_Directive_
The records below must be written out exactly, with every picture left behind.

Figure dataset records

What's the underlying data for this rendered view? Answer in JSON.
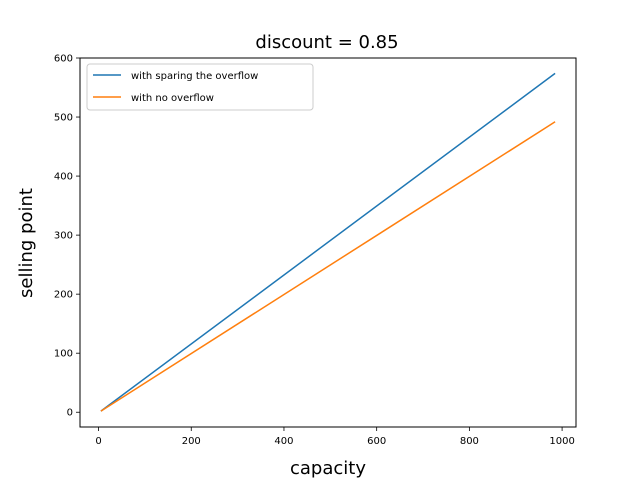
{
  "chart_data": {
    "type": "line",
    "title": "discount = 0.85",
    "xlabel": "capacity",
    "ylabel": "selling point",
    "xlim": [
      -40,
      1030
    ],
    "ylim": [
      -25,
      600
    ],
    "xticks": [
      0,
      200,
      400,
      600,
      800,
      1000
    ],
    "yticks": [
      0,
      100,
      200,
      300,
      400,
      500,
      600
    ],
    "grid": false,
    "legend_position": "top-left",
    "series": [
      {
        "name": "with sparing the overflow",
        "color": "#1f77b4",
        "x": [
          5,
          985
        ],
        "y": [
          2,
          574
        ]
      },
      {
        "name": "with no overflow",
        "color": "#ff7f0e",
        "x": [
          5,
          985
        ],
        "y": [
          2,
          492
        ]
      }
    ]
  }
}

_Response to the exercise_
What's the underlying data for this rendered view? Answer in JSON.
{
  "chart_data": {
    "type": "line",
    "title": "discount = 0.85",
    "xlabel": "capacity",
    "ylabel": "selling point",
    "xlim": [
      -40,
      1030
    ],
    "ylim": [
      -25,
      600
    ],
    "xticks": [
      0,
      200,
      400,
      600,
      800,
      1000
    ],
    "yticks": [
      0,
      100,
      200,
      300,
      400,
      500,
      600
    ],
    "grid": false,
    "legend_position": "top-left",
    "series": [
      {
        "name": "with sparing the overflow",
        "color": "#1f77b4",
        "x": [
          5,
          985
        ],
        "y": [
          2,
          574
        ]
      },
      {
        "name": "with no overflow",
        "color": "#ff7f0e",
        "x": [
          5,
          985
        ],
        "y": [
          2,
          492
        ]
      }
    ]
  }
}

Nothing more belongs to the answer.